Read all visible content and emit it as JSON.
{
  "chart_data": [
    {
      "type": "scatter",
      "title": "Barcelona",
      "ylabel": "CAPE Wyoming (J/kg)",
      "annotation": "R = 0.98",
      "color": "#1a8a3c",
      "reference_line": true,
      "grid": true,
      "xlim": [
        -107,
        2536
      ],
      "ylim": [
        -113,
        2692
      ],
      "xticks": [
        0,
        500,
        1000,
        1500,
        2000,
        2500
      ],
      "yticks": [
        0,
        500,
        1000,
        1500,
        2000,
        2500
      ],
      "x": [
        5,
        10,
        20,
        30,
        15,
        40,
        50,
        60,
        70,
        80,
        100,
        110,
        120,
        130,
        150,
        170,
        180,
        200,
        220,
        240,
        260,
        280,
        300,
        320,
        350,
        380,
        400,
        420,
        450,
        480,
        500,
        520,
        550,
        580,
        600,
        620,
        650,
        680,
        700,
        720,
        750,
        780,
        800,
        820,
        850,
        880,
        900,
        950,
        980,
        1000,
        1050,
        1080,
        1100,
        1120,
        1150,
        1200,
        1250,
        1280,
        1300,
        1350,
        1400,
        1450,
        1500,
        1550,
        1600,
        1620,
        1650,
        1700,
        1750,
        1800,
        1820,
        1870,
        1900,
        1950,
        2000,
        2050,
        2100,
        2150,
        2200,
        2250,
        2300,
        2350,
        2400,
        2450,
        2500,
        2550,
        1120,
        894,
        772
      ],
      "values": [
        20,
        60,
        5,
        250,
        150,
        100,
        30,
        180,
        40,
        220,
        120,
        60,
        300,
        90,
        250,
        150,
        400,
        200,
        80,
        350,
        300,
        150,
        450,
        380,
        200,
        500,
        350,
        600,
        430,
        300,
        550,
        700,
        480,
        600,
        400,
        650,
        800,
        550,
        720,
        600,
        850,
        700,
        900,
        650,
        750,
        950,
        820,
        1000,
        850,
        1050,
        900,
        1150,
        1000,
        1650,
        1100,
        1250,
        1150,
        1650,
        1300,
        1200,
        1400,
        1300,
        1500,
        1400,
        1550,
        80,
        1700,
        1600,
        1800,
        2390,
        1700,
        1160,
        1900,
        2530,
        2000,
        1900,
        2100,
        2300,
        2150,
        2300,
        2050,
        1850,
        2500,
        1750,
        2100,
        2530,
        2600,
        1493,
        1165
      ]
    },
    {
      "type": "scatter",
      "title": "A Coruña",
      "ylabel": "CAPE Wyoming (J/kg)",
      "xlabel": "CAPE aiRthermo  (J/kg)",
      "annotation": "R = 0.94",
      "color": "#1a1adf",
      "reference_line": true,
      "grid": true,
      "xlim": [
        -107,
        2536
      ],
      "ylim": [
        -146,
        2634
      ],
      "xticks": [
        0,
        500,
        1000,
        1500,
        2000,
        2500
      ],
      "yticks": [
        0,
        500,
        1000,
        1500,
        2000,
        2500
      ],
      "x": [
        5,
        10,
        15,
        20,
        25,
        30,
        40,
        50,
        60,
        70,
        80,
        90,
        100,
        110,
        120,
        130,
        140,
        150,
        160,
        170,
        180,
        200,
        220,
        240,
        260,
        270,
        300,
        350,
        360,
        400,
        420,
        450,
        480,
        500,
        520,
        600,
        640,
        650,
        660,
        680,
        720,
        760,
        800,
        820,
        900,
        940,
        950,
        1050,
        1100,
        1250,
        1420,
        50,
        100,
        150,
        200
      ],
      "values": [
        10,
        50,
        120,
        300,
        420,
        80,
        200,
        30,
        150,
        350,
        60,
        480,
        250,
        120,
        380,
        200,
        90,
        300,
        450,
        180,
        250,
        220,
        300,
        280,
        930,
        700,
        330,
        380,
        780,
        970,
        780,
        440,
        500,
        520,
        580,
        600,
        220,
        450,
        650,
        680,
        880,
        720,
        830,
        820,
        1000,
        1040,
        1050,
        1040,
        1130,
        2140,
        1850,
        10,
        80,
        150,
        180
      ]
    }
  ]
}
###
## Your objective
Your task is to transcribe the material exactly.

## Complete answer
Read all visible content and emit it as JSON.
{
  "chart_data": [
    {
      "type": "scatter",
      "title": "Barcelona",
      "ylabel": "CAPE Wyoming (J/kg)",
      "annotation": "R = 0.98",
      "color": "#1a8a3c",
      "reference_line": true,
      "grid": true,
      "xlim": [
        -107,
        2536
      ],
      "ylim": [
        -113,
        2692
      ],
      "xticks": [
        0,
        500,
        1000,
        1500,
        2000,
        2500
      ],
      "yticks": [
        0,
        500,
        1000,
        1500,
        2000,
        2500
      ],
      "x": [
        5,
        10,
        20,
        30,
        15,
        40,
        50,
        60,
        70,
        80,
        100,
        110,
        120,
        130,
        150,
        170,
        180,
        200,
        220,
        240,
        260,
        280,
        300,
        320,
        350,
        380,
        400,
        420,
        450,
        480,
        500,
        520,
        550,
        580,
        600,
        620,
        650,
        680,
        700,
        720,
        750,
        780,
        800,
        820,
        850,
        880,
        900,
        950,
        980,
        1000,
        1050,
        1080,
        1100,
        1120,
        1150,
        1200,
        1250,
        1280,
        1300,
        1350,
        1400,
        1450,
        1500,
        1550,
        1600,
        1620,
        1650,
        1700,
        1750,
        1800,
        1820,
        1870,
        1900,
        1950,
        2000,
        2050,
        2100,
        2150,
        2200,
        2250,
        2300,
        2350,
        2400,
        2450,
        2500,
        2550,
        1120,
        894,
        772
      ],
      "values": [
        20,
        60,
        5,
        250,
        150,
        100,
        30,
        180,
        40,
        220,
        120,
        60,
        300,
        90,
        250,
        150,
        400,
        200,
        80,
        350,
        300,
        150,
        450,
        380,
        200,
        500,
        350,
        600,
        430,
        300,
        550,
        700,
        480,
        600,
        400,
        650,
        800,
        550,
        720,
        600,
        850,
        700,
        900,
        650,
        750,
        950,
        820,
        1000,
        850,
        1050,
        900,
        1150,
        1000,
        1650,
        1100,
        1250,
        1150,
        1650,
        1300,
        1200,
        1400,
        1300,
        1500,
        1400,
        1550,
        80,
        1700,
        1600,
        1800,
        2390,
        1700,
        1160,
        1900,
        2530,
        2000,
        1900,
        2100,
        2300,
        2150,
        2300,
        2050,
        1850,
        2500,
        1750,
        2100,
        2530,
        2600,
        1493,
        1165
      ]
    },
    {
      "type": "scatter",
      "title": "A Coruña",
      "ylabel": "CAPE Wyoming (J/kg)",
      "xlabel": "CAPE aiRthermo  (J/kg)",
      "annotation": "R = 0.94",
      "color": "#1a1adf",
      "reference_line": true,
      "grid": true,
      "xlim": [
        -107,
        2536
      ],
      "ylim": [
        -146,
        2634
      ],
      "xticks": [
        0,
        500,
        1000,
        1500,
        2000,
        2500
      ],
      "yticks": [
        0,
        500,
        1000,
        1500,
        2000,
        2500
      ],
      "x": [
        5,
        10,
        15,
        20,
        25,
        30,
        40,
        50,
        60,
        70,
        80,
        90,
        100,
        110,
        120,
        130,
        140,
        150,
        160,
        170,
        180,
        200,
        220,
        240,
        260,
        270,
        300,
        350,
        360,
        400,
        420,
        450,
        480,
        500,
        520,
        600,
        640,
        650,
        660,
        680,
        720,
        760,
        800,
        820,
        900,
        940,
        950,
        1050,
        1100,
        1250,
        1420,
        50,
        100,
        150,
        200
      ],
      "values": [
        10,
        50,
        120,
        300,
        420,
        80,
        200,
        30,
        150,
        350,
        60,
        480,
        250,
        120,
        380,
        200,
        90,
        300,
        450,
        180,
        250,
        220,
        300,
        280,
        930,
        700,
        330,
        380,
        780,
        970,
        780,
        440,
        500,
        520,
        580,
        600,
        220,
        450,
        650,
        680,
        880,
        720,
        830,
        820,
        1000,
        1040,
        1050,
        1040,
        1130,
        2140,
        1850,
        10,
        80,
        150,
        180
      ]
    }
  ]
}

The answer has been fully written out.